**Task statement:** Retype all the entries word for word, but omit the pictures.

**Listed entries:**
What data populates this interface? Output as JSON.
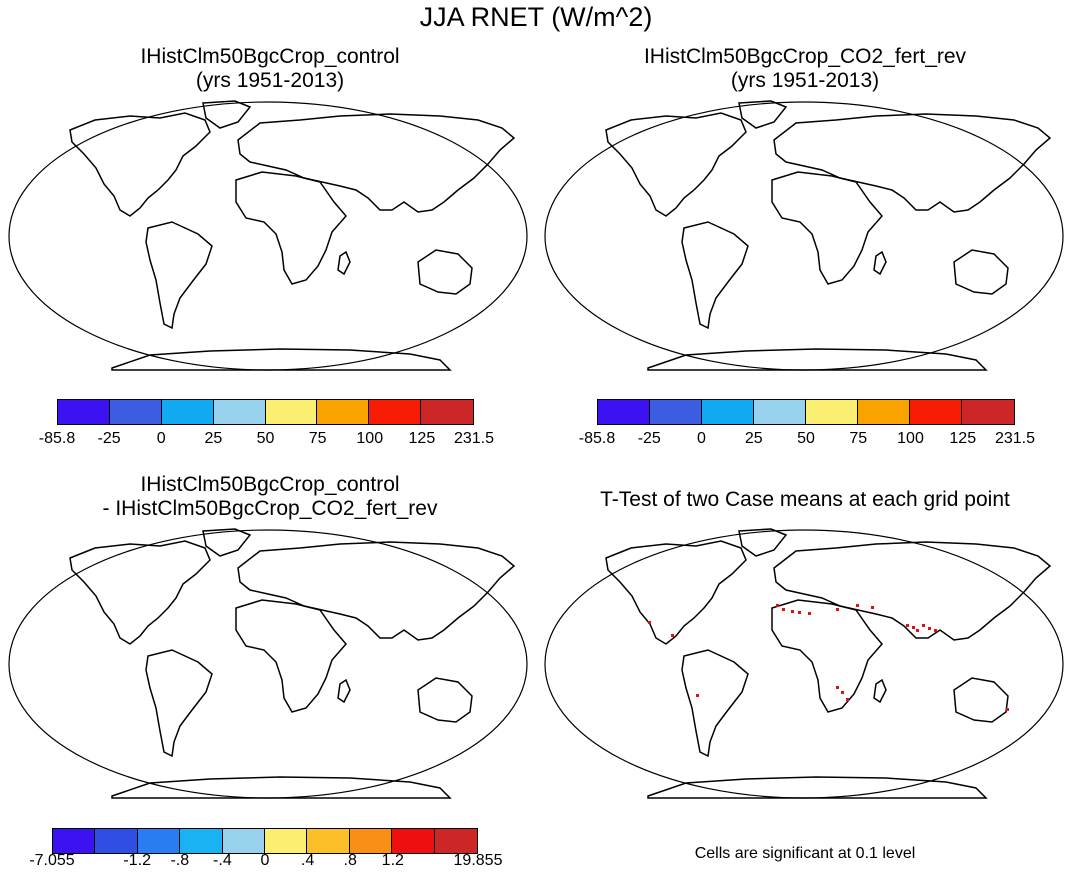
{
  "figure_title": "JJA RNET (W/m^2)",
  "panels": [
    {
      "title_line1": "IHistClm50BgcCrop_control",
      "title_line2": "(yrs 1951-2013)"
    },
    {
      "title_line1": "IHistClm50BgcCrop_CO2_fert_rev",
      "title_line2": "(yrs 1951-2013)"
    },
    {
      "title_line1": "IHistClm50BgcCrop_control",
      "title_line2": "- IHistClm50BgcCrop_CO2_fert_rev"
    },
    {
      "title_line1": "T-Test of two Case means at each grid point",
      "title_line2": ""
    }
  ],
  "colorbar_mean": {
    "colors": [
      "#3d12f2",
      "#3b5ee0",
      "#11a9f2",
      "#98d1ed",
      "#fbef71",
      "#f9a200",
      "#f81c04",
      "#cc2626"
    ],
    "labels": [
      "-85.8",
      "-25",
      "0",
      "25",
      "50",
      "75",
      "100",
      "125",
      "231.5"
    ]
  },
  "colorbar_diff": {
    "colors": [
      "#3d12f2",
      "#2f4fe4",
      "#2a7df0",
      "#1bb2f4",
      "#98d1ed",
      "#fbef71",
      "#fbbf27",
      "#f98f14",
      "#ee1010",
      "#cc2626"
    ],
    "labels": [
      "-7.055",
      "",
      "-1.2",
      "-.8",
      "-.4",
      "0",
      ".4",
      ".8",
      "1.2",
      "",
      "19.855"
    ]
  },
  "significance_note": "Cells are significant at 0.1 level"
}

**Finished task:**
What data populates this interface? Output as JSON.
{
  "figure_title": "JJA RNET (W/m^2)",
  "panels": [
    {
      "title_line1": "IHistClm50BgcCrop_control",
      "title_line2": "(yrs 1951-2013)"
    },
    {
      "title_line1": "IHistClm50BgcCrop_CO2_fert_rev",
      "title_line2": "(yrs 1951-2013)"
    },
    {
      "title_line1": "IHistClm50BgcCrop_control",
      "title_line2": "- IHistClm50BgcCrop_CO2_fert_rev"
    },
    {
      "title_line1": "T-Test of two Case means at each grid point",
      "title_line2": ""
    }
  ],
  "colorbar_mean": {
    "colors": [
      "#3d12f2",
      "#3b5ee0",
      "#11a9f2",
      "#98d1ed",
      "#fbef71",
      "#f9a200",
      "#f81c04",
      "#cc2626"
    ],
    "labels": [
      "-85.8",
      "-25",
      "0",
      "25",
      "50",
      "75",
      "100",
      "125",
      "231.5"
    ]
  },
  "colorbar_diff": {
    "colors": [
      "#3d12f2",
      "#2f4fe4",
      "#2a7df0",
      "#1bb2f4",
      "#98d1ed",
      "#fbef71",
      "#fbbf27",
      "#f98f14",
      "#ee1010",
      "#cc2626"
    ],
    "labels": [
      "-7.055",
      "",
      "-1.2",
      "-.8",
      "-.4",
      "0",
      ".4",
      ".8",
      "1.2",
      "",
      "19.855"
    ]
  },
  "significance_note": "Cells are significant at 0.1 level"
}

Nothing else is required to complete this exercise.